(Dataset items)
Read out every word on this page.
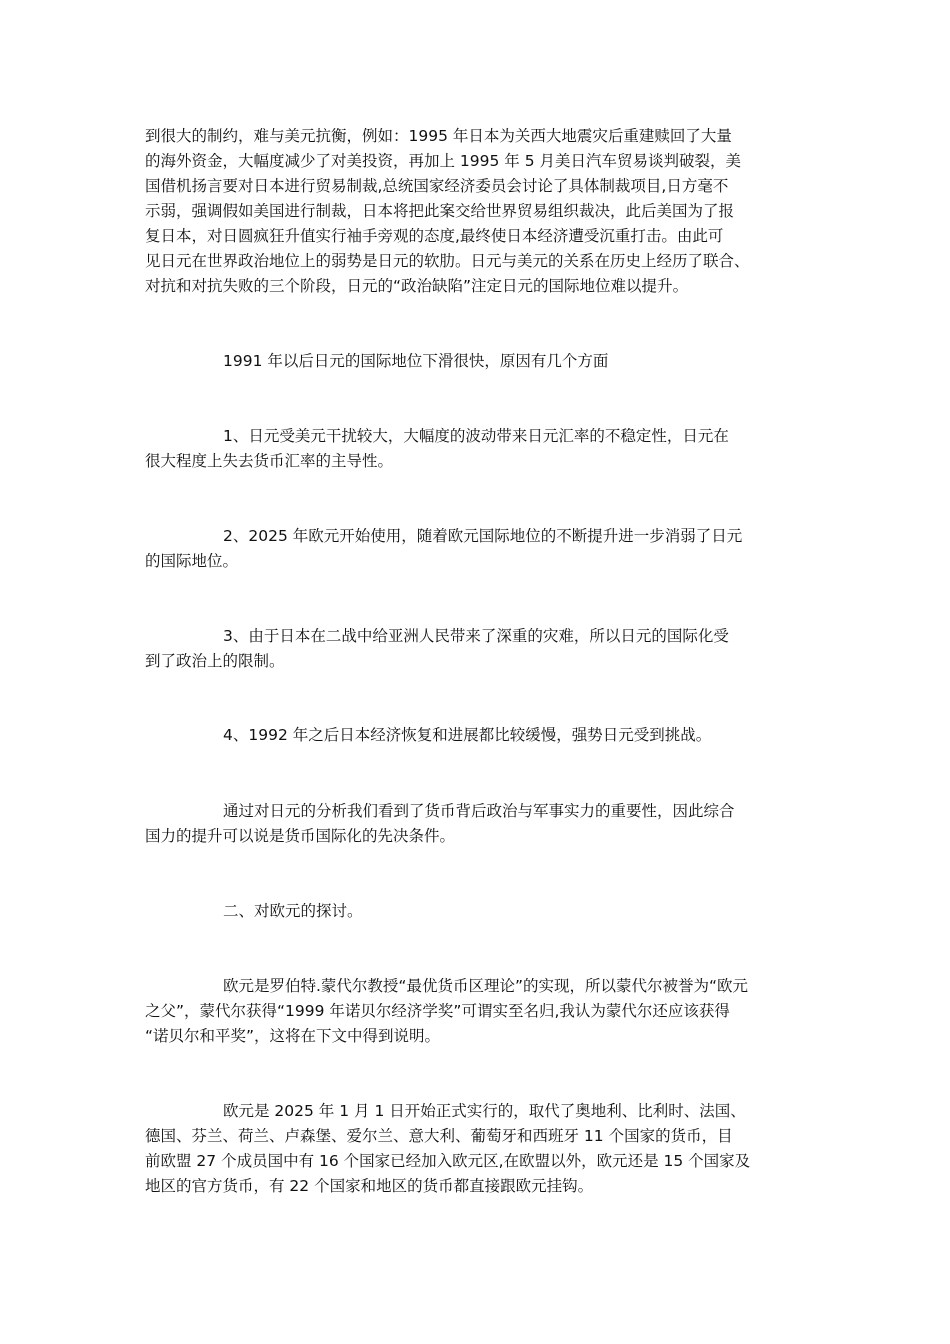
到很大的制约，难与美元抗衡，例如：1995 年日本为关西大地震灾后重建赎回了大量
的海外资金，大幅度减少了对美投资，再加上 1995 年 5 月美日汽车贸易谈判破裂，美
国借机扬言要对日本进行贸易制裁,总统国家经济委员会讨论了具体制裁项目,日方毫不
示弱，强调假如美国进行制裁，日本将把此案交给世界贸易组织裁决，此后美国为了报
复日本，对日圆疯狂升值实行袖手旁观的态度,最终使日本经济遭受沉重打击。由此可
见日元在世界政治地位上的弱势是日元的软肋。日元与美元的关系在历史上经历了联合、
对抗和对抗失败的三个阶段，日元的“政治缺陷”注定日元的国际地位难以提升。
1991 年以后日元的国际地位下滑很快，原因有几个方面
1、日元受美元干扰较大，大幅度的波动带来日元汇率的不稳定性，日元在
很大程度上失去货币汇率的主导性。
2、2025 年欧元开始使用，随着欧元国际地位的不断提升进一步消弱了日元
的国际地位。
3、由于日本在二战中给亚洲人民带来了深重的灾难，所以日元的国际化受
到了政治上的限制。
4、1992 年之后日本经济恢复和进展都比较缓慢，强势日元受到挑战。
通过对日元的分析我们看到了货币背后政治与军事实力的重要性，因此综合
国力的提升可以说是货币国际化的先决条件。
二、对欧元的探讨。
欧元是罗伯特.蒙代尔教授“最优货币区理论”的实现，所以蒙代尔被誉为“欧元
之父”，蒙代尔获得“1999 年诺贝尔经济学奖”可谓实至名归,我认为蒙代尔还应该获得
“诺贝尔和平奖”，这将在下文中得到说明。
欧元是 2025 年 1 月 1 日开始正式实行的，取代了奥地利、比利时、法国、
德国、芬兰、荷兰、卢森堡、爱尔兰、意大利、葡萄牙和西班牙 11 个国家的货币，目
前欧盟 27 个成员国中有 16 个国家已经加入欧元区,在欧盟以外，欧元还是 15 个国家及
地区的官方货币，有 22 个国家和地区的货币都直接跟欧元挂钩。
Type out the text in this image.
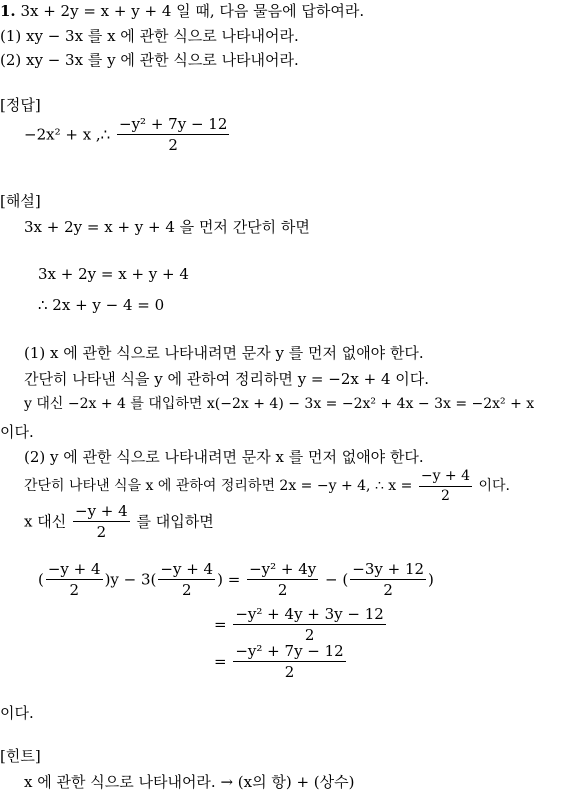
1. 3x + 2y = x + y + 4 일 때, 다음 물음에 답하여라.
(1) xy − 3x 를 x 에 관한 식으로 나타내어라.
(2) xy − 3x 를 y 에 관한 식으로 나타내어라.
[정답]
−2x² + x ,∴ $\frac{\text{−y² + 7y − 12}}{2}$
[해설]
3x + 2y = x + y + 4 을 먼저 간단히 하면
3x + 2y = x + y + 4
∴ 2x + y − 4 = 0
(1) x 에 관한 식으로 나타내려면 문자 y 를 먼저 없애야 한다.
간단히 나타낸 식을 y 에 관하여 정리하면 y = −2x + 4 이다.
y 대신 −2x + 4 를 대입하면 x(−2x + 4) − 3x = −2x² + 4x − 3x = −2x² + x
이다.
(2) y 에 관한 식으로 나타내려면 문자 x 를 먼저 없애야 한다.
간단히 나타낸 식을 x 에 관하여 정리하면 2x = −y + 4, ∴ $x = \frac{-y + 4}{2}$ 이다.
x 대신 $\frac{-y + 4}{2}$ 를 대입하면
( $\frac{-y + 4}{2} )y - 3( \frac{-y + 4}{2}$ ) = $\frac{\text{−y² + 4y}}{2}$ − ( $\frac{-3y + 12}{2}$ )
= $\frac{\text{−y² + 4y + 3y − 12}}{2}$
= $\frac{\text{−y² + 7y − 12}}{2}$
이다.
[힌트]
x 에 관한 식으로 나타내어라. → (x의 항) + (상수)
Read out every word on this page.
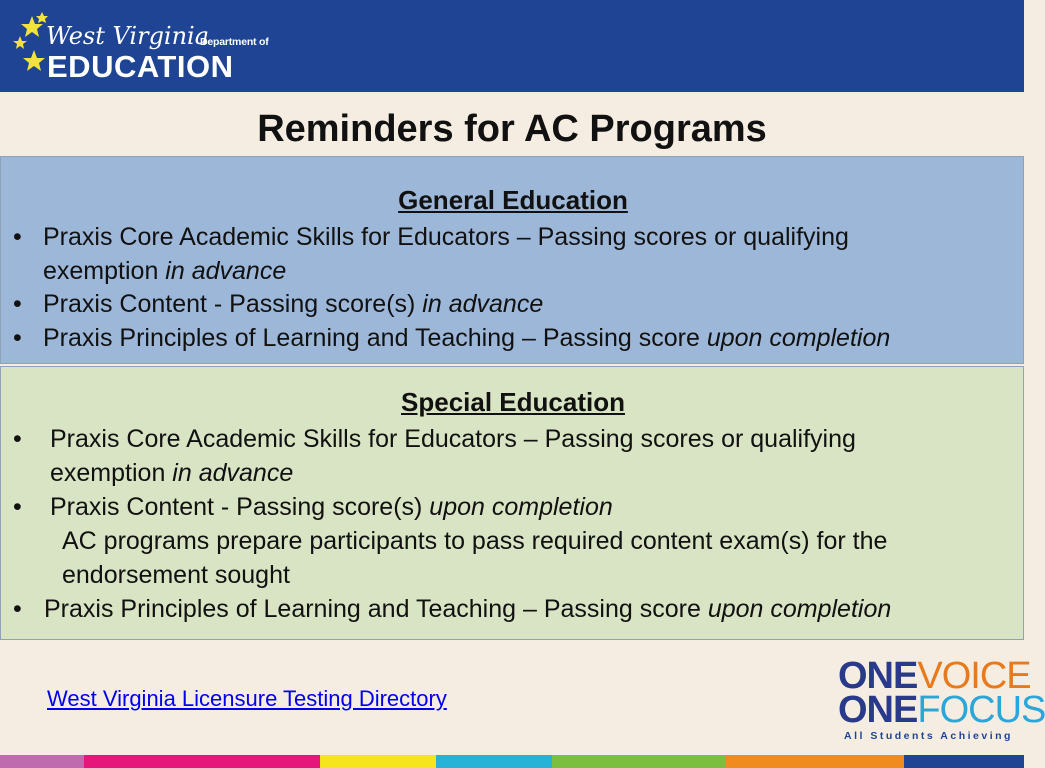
West Virginia
Department of
EDUCATION
Reminders for AC Programs
General Education
• Praxis Core Academic Skills for Educators – Passing scores or qualifying
exemption in advance
• Praxis Content - Passing score(s) in advance
• Praxis Principles of Learning and Teaching – Passing score upon completion
Special Education
• Praxis Core Academic Skills for Educators – Passing scores or qualifying
exemption in advance
• Praxis Content - Passing score(s) upon completion
AC programs prepare participants to pass required content exam(s) for the
endorsement sought
• Praxis Principles of Learning and Teaching – Passing score upon completion
West Virginia Licensure Testing Directory
ONEVOICE
ONEFOCUS
All Students Achieving
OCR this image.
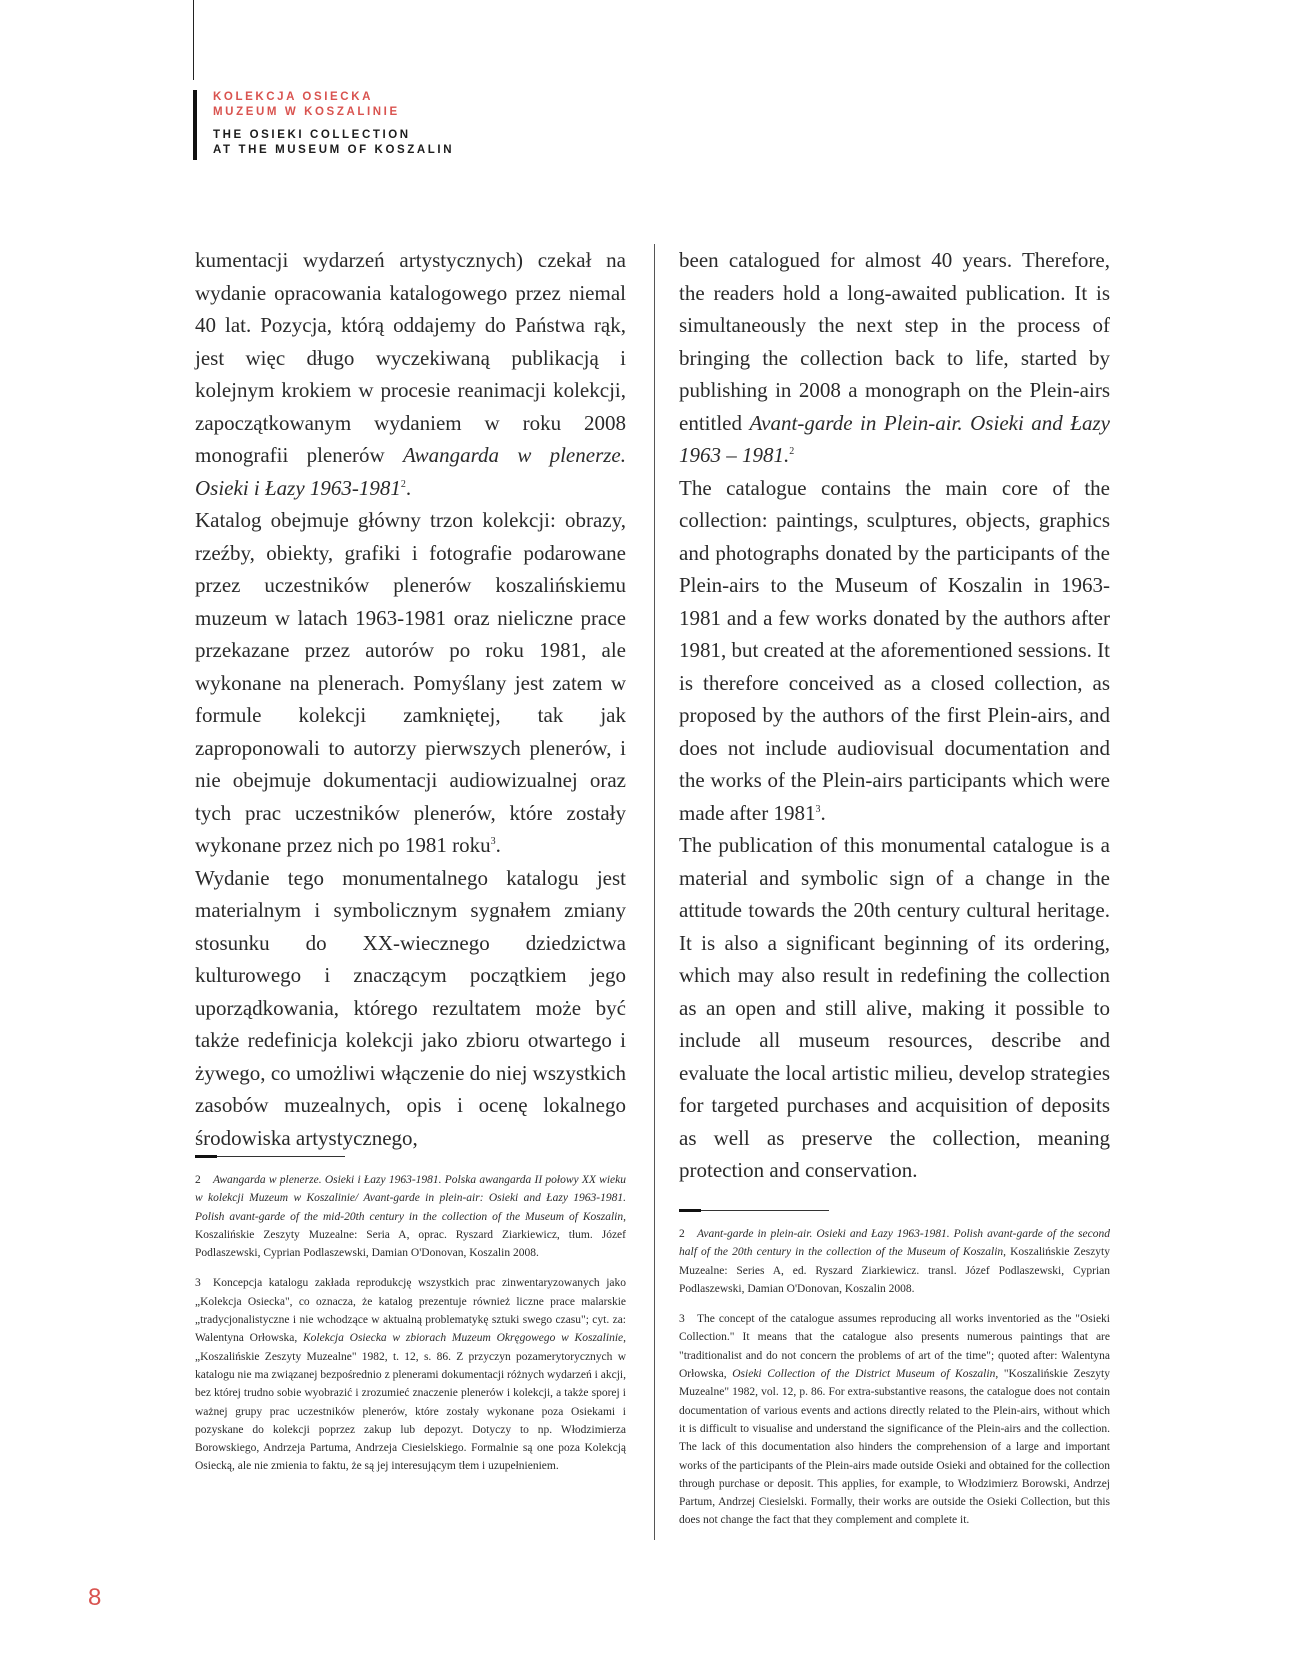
KOLEKCJA OSIECKA
MUZEUM W KOSZALINIE
THE OSIEKI COLLECTION
AT THE MUSEUM OF KOSZALIN

kumentacji wydarzeń artystycznych) czekał na wydanie opracowania katalogowego przez niemal 40 lat. Pozycja, którą oddajemy do Państwa rąk, jest więc długo wyczekiwaną publikacją i kolejnym krokiem w procesie reanimacji kolekcji, zapoczątkowanym wydaniem w roku 2008 monografii plenerów Awangarda w plenerze. Osieki i Łazy 1963-1981$^2$.

Katalog obejmuje główny trzon kolekcji: obrazy, rzeźby, obiekty, grafiki i fotografie podarowane przez uczestników plenerów koszalińskiemu muzeum w latach 1963-1981 oraz nieliczne prace przekazane przez autorów po roku 1981, ale wykonane na plenerach. Pomyślany jest zatem w formule kolekcji zamkniętej, tak jak zaproponowali to autorzy pierwszych plenerów, i nie obejmuje dokumentacji audiowizualnej oraz tych prac uczestników plenerów, które zostały wykonane przez nich po 1981 roku$^3$.

Wydanie tego monumentalnego katalogu jest materialnym i symbolicznym sygnałem zmiany stosunku do XX-wiecznego dziedzictwa kulturowego i znaczącym początkiem jego uporządkowania, którego rezultatem może być także redefinicja kolekcji jako zbioru otwartego i żywego, co umożliwi włączenie do niej wszystkich zasobów muzealnych, opis i ocenę lokalnego środowiska artystycznego,

been catalogued for almost 40 years. Therefore, the readers hold a long-awaited publication. It is simultaneously the next step in the process of bringing the collection back to life, started by publishing in 2008 a monograph on the Plein-airs entitled Avant-garde in Plein-air. Osieki and Łazy 1963 – 1981.$^2$

The catalogue contains the main core of the collection: paintings, sculptures, objects, graphics and photographs donated by the participants of the Plein-airs to the Museum of Koszalin in 1963-1981 and a few works donated by the authors after 1981, but created at the aforementioned sessions. It is therefore conceived as a closed collection, as proposed by the authors of the first Plein-airs, and does not include audiovisual documentation and the works of the Plein-airs participants which were made after 1981$^3$.

The publication of this monumental catalogue is a material and symbolic sign of a change in the attitude towards the 20th century cultural heritage. It is also a significant beginning of its ordering, which may also result in redefining the collection as an open and still alive, making it possible to include all museum resources, describe and evaluate the local artistic milieu, develop strategies for targeted purchases and acquisition of deposits as well as preserve the collection, meaning protection and conservation.

2 Awangarda w plenerze. Osieki i Łazy 1963-1981. Polska awangarda II połowy XX wieku w kolekcji Muzeum w Koszalinie/ Avant-garde in plein-air: Osieki and Łazy 1963-1981. Polish avant-garde of the mid-20th century in the collection of the Museum of Koszalin, Koszalińskie Zeszyty Muzealne: Seria A, oprac. Ryszard Ziarkiewicz, tłum. Józef Podlaszewski, Cyprian Podlaszewski, Damian O'Donovan, Koszalin 2008.

3 Koncepcja katalogu zakłada reprodukcję wszystkich prac zinwentaryzowanych jako „Kolekcja Osiecka", co oznacza, że katalog prezentuje również liczne prace malarskie „tradycjonalistyczne i nie wchodzące w aktualną problematykę sztuki swego czasu"; cyt. za: Walentyna Orłowska, Kolekcja Osiecka w zbiorach Muzeum Okręgowego w Koszalinie, „Koszalińskie Zeszyty Muzealne" 1982, t. 12, s. 86. Z przyczyn pozamerytorycznych w katalogu nie ma związanej bezpośrednio z plenerami dokumentacji różnych wydarzeń i akcji, bez której trudno sobie wyobrazić i zrozumieć znaczenie plenerów i kolekcji, a także sporej i ważnej grupy prac uczestników plenerów, które zostały wykonane poza Osiekami i pozyskane do kolekcji poprzez zakup lub depozyt. Dotyczy to np. Włodzimierza Borowskiego, Andrzeja Partuma, Andrzeja Ciesielskiego. Formalnie są one poza Kolekcją Osiecką, ale nie zmienia to faktu, że są jej interesującym tłem i uzupełnieniem.

2 Avant-garde in plein-air. Osieki and Łazy 1963-1981. Polish avant-garde of the second half of the 20th century in the collection of the Museum of Koszalin, Koszalińskie Zeszyty Muzealne: Series A, ed. Ryszard Ziarkiewicz. transl. Józef Podlaszewski, Cyprian Podlaszewski, Damian O'Donovan, Koszalin 2008.

3 The concept of the catalogue assumes reproducing all works inventoried as the "Osieki Collection." It means that the catalogue also presents numerous paintings that are "traditionalist and do not concern the problems of art of the time"; quoted after: Walentyna Orłowska, Osieki Collection of the District Museum of Koszalin, "Koszalińskie Zeszyty Muzealne" 1982, vol. 12, p. 86. For extra-substantive reasons, the catalogue does not contain documentation of various events and actions directly related to the Plein-airs, without which it is difficult to visualise and understand the significance of the Plein-airs and the collection. The lack of this documentation also hinders the comprehension of a large and important works of the participants of the Plein-airs made outside Osieki and obtained for the collection through purchase or deposit. This applies, for example, to Włodzimierz Borowski, Andrzej Partum, Andrzej Ciesielski. Formally, their works are outside the Osieki Collection, but this does not change the fact that they complement and complete it.

8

▸ EXERCISE TASK
State the number of lines in the records that include "plenerze", and write nothing else.

▸ WRITTEN ANSWER
2